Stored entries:
"""

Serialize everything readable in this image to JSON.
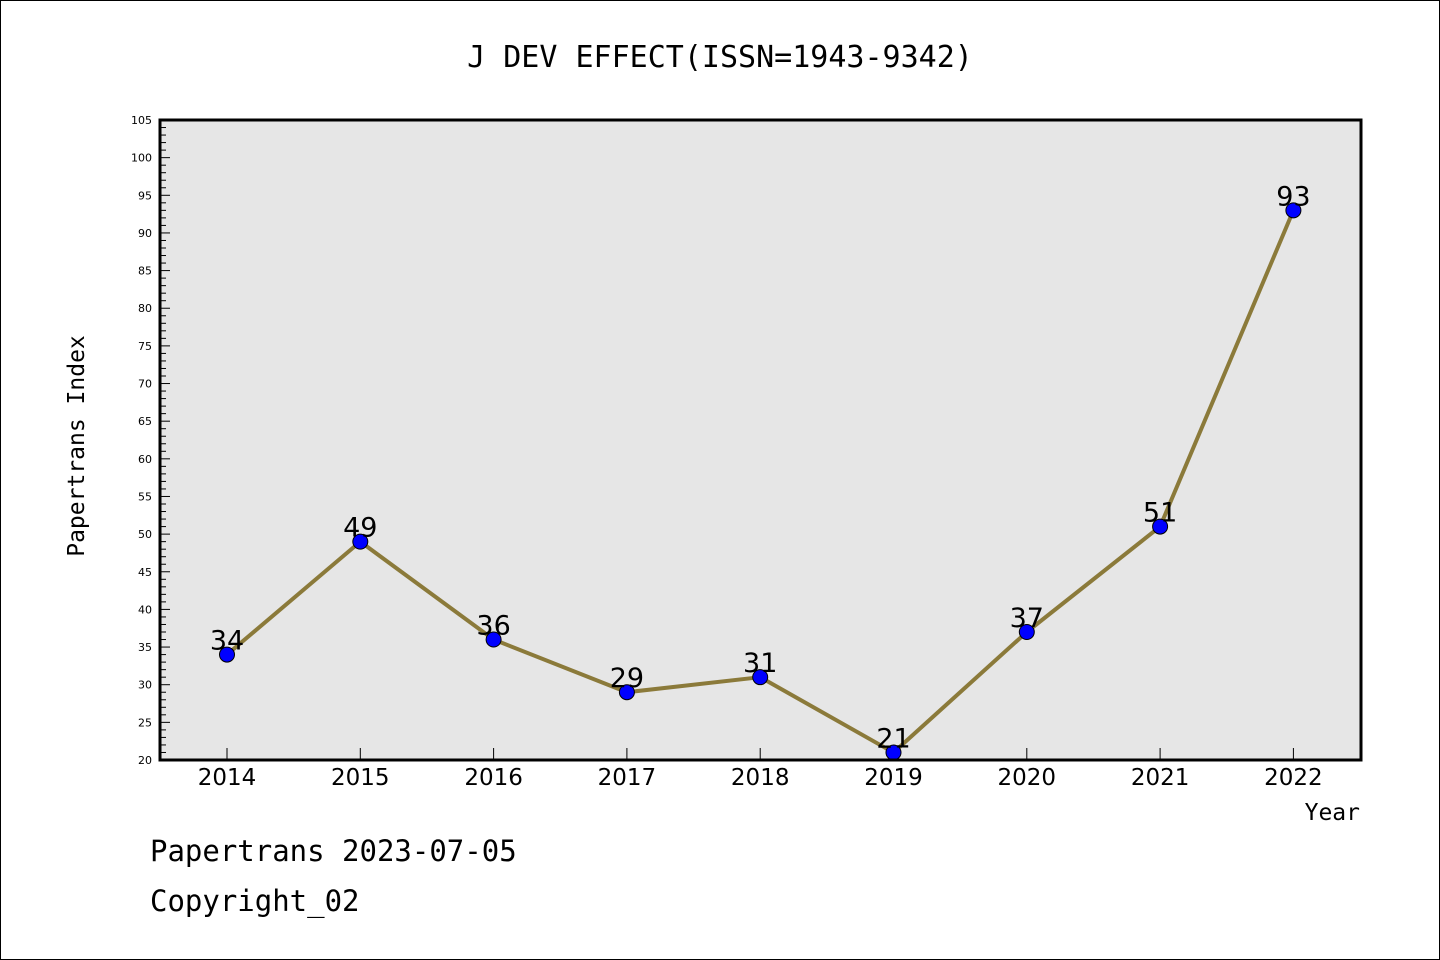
{
  "chart_data": {
    "type": "line",
    "title": "J DEV EFFECT(ISSN=1943-9342)",
    "xlabel": "Year",
    "ylabel": "Papertrans Index",
    "categories": [
      "2014",
      "2015",
      "2016",
      "2017",
      "2018",
      "2019",
      "2020",
      "2021",
      "2022"
    ],
    "series": [
      {
        "values": [
          34,
          49,
          36,
          29,
          31,
          21,
          37,
          51,
          93
        ]
      }
    ],
    "ylim": [
      20,
      105
    ],
    "y_major_step": 5,
    "y_minor_step": 1,
    "grid": false,
    "data_labels": true,
    "plot_background": "#e6e6e6",
    "line_color": "#8b7a3a",
    "marker_color": "#0000ff"
  },
  "footer": {
    "line1": "Papertrans 2023-07-05",
    "line2": "Copyright_02"
  }
}
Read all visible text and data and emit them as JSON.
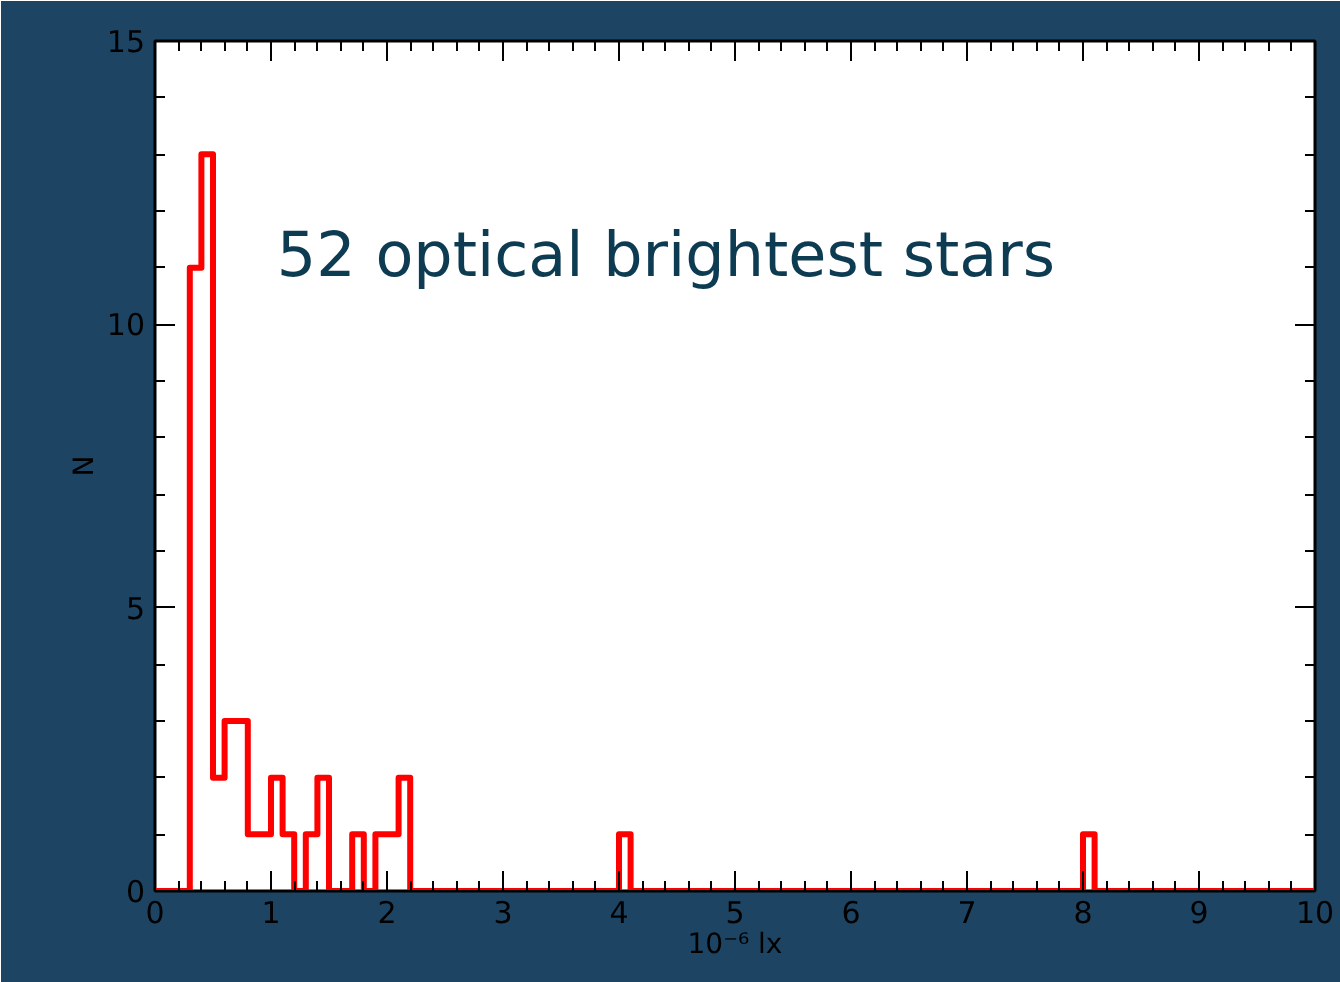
{
  "chart_data": {
    "type": "histogram",
    "xlabel": "10⁻⁶ lx",
    "ylabel": "N",
    "annotations": [
      "52 optical brightest stars"
    ],
    "bins": [
      0,
      0.1,
      0.2,
      0.3,
      0.4,
      0.5,
      0.6,
      0.7,
      0.8,
      0.9,
      1,
      1.1,
      1.2,
      1.3,
      1.4,
      1.5,
      1.6,
      1.7,
      1.8,
      1.9,
      2,
      2.1,
      2.2,
      2.3,
      2.4,
      2.5,
      2.6,
      2.7,
      2.8,
      2.9,
      3,
      3.1,
      3.2,
      3.3,
      3.4,
      3.5,
      3.6,
      3.7,
      3.8,
      3.9,
      4,
      4.1,
      4.2,
      4.3,
      4.4,
      4.5,
      4.6,
      4.7,
      4.8,
      4.9,
      5,
      5.1,
      5.2,
      5.3,
      5.4,
      5.5,
      5.6,
      5.7,
      5.8,
      5.9,
      6,
      6.1,
      6.2,
      6.3,
      6.4,
      6.5,
      6.6,
      6.7,
      6.8,
      6.9,
      7,
      7.1,
      7.2,
      7.3,
      7.4,
      7.5,
      7.6,
      7.7,
      7.8,
      7.9,
      8,
      8.1,
      8.2,
      8.3,
      8.4,
      8.5,
      8.6,
      8.7,
      8.8,
      8.9,
      9,
      9.1,
      9.2,
      9.3,
      9.4,
      9.5,
      9.6,
      9.7,
      9.8,
      9.9,
      10
    ],
    "values": [
      0,
      0,
      0,
      11,
      13,
      2,
      3,
      3,
      1,
      1,
      2,
      1,
      0,
      1,
      2,
      0,
      0,
      1,
      0,
      1,
      1,
      2,
      0,
      0,
      0,
      0,
      0,
      0,
      0,
      0,
      0,
      0,
      0,
      0,
      0,
      0,
      0,
      0,
      0,
      0,
      1,
      0,
      0,
      0,
      0,
      0,
      0,
      0,
      0,
      0,
      0,
      0,
      0,
      0,
      0,
      0,
      0,
      0,
      0,
      0,
      0,
      0,
      0,
      0,
      0,
      0,
      0,
      0,
      0,
      0,
      0,
      0,
      0,
      0,
      0,
      0,
      0,
      0,
      0,
      0,
      1,
      0,
      0,
      0,
      0,
      0,
      0,
      0,
      0,
      0,
      0,
      0,
      0,
      0,
      0,
      0,
      0,
      0,
      0,
      0
    ],
    "color": "#ff0000",
    "xlim": [
      0,
      10
    ],
    "ylim": [
      0,
      15
    ],
    "xticks": [
      0,
      1,
      2,
      3,
      4,
      5,
      6,
      7,
      8,
      9,
      10
    ],
    "yticks": [
      0,
      5,
      10,
      15
    ],
    "grid": false
  }
}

"""

THE PROBLEM = Copy out each line word for word, please, skipping the images.

SOLUTION TO THE PROBLEM =
Serialize everything readable in this image to JSON.
{
  "chart_data": {
    "type": "line",
    "title": "J DEV EFFECT(ISSN=1943-9342)",
    "xlabel": "Year",
    "ylabel": "Papertrans Index",
    "categories": [
      "2014",
      "2015",
      "2016",
      "2017",
      "2018",
      "2019",
      "2020",
      "2021",
      "2022"
    ],
    "series": [
      {
        "values": [
          34,
          49,
          36,
          29,
          31,
          21,
          37,
          51,
          93
        ]
      }
    ],
    "ylim": [
      20,
      105
    ],
    "y_major_step": 5,
    "y_minor_step": 1,
    "grid": false,
    "data_labels": true,
    "plot_background": "#e6e6e6",
    "line_color": "#8b7a3a",
    "marker_color": "#0000ff"
  },
  "footer": {
    "line1": "Papertrans 2023-07-05",
    "line2": "Copyright_02"
  }
}
Read all visible text and data and emit them as JSON.
{
  "chart_data": {
    "type": "histogram",
    "xlabel": "10⁻⁶ lx",
    "ylabel": "N",
    "annotations": [
      "52 optical brightest stars"
    ],
    "bins": [
      0,
      0.1,
      0.2,
      0.3,
      0.4,
      0.5,
      0.6,
      0.7,
      0.8,
      0.9,
      1,
      1.1,
      1.2,
      1.3,
      1.4,
      1.5,
      1.6,
      1.7,
      1.8,
      1.9,
      2,
      2.1,
      2.2,
      2.3,
      2.4,
      2.5,
      2.6,
      2.7,
      2.8,
      2.9,
      3,
      3.1,
      3.2,
      3.3,
      3.4,
      3.5,
      3.6,
      3.7,
      3.8,
      3.9,
      4,
      4.1,
      4.2,
      4.3,
      4.4,
      4.5,
      4.6,
      4.7,
      4.8,
      4.9,
      5,
      5.1,
      5.2,
      5.3,
      5.4,
      5.5,
      5.6,
      5.7,
      5.8,
      5.9,
      6,
      6.1,
      6.2,
      6.3,
      6.4,
      6.5,
      6.6,
      6.7,
      6.8,
      6.9,
      7,
      7.1,
      7.2,
      7.3,
      7.4,
      7.5,
      7.6,
      7.7,
      7.8,
      7.9,
      8,
      8.1,
      8.2,
      8.3,
      8.4,
      8.5,
      8.6,
      8.7,
      8.8,
      8.9,
      9,
      9.1,
      9.2,
      9.3,
      9.4,
      9.5,
      9.6,
      9.7,
      9.8,
      9.9,
      10
    ],
    "values": [
      0,
      0,
      0,
      11,
      13,
      2,
      3,
      3,
      1,
      1,
      2,
      1,
      0,
      1,
      2,
      0,
      0,
      1,
      0,
      1,
      1,
      2,
      0,
      0,
      0,
      0,
      0,
      0,
      0,
      0,
      0,
      0,
      0,
      0,
      0,
      0,
      0,
      0,
      0,
      0,
      1,
      0,
      0,
      0,
      0,
      0,
      0,
      0,
      0,
      0,
      0,
      0,
      0,
      0,
      0,
      0,
      0,
      0,
      0,
      0,
      0,
      0,
      0,
      0,
      0,
      0,
      0,
      0,
      0,
      0,
      0,
      0,
      0,
      0,
      0,
      0,
      0,
      0,
      0,
      0,
      1,
      0,
      0,
      0,
      0,
      0,
      0,
      0,
      0,
      0,
      0,
      0,
      0,
      0,
      0,
      0,
      0,
      0,
      0,
      0
    ],
    "color": "#ff0000",
    "xlim": [
      0,
      10
    ],
    "ylim": [
      0,
      15
    ],
    "xticks": [
      0,
      1,
      2,
      3,
      4,
      5,
      6,
      7,
      8,
      9,
      10
    ],
    "yticks": [
      0,
      5,
      10,
      15
    ],
    "grid": false
  }
}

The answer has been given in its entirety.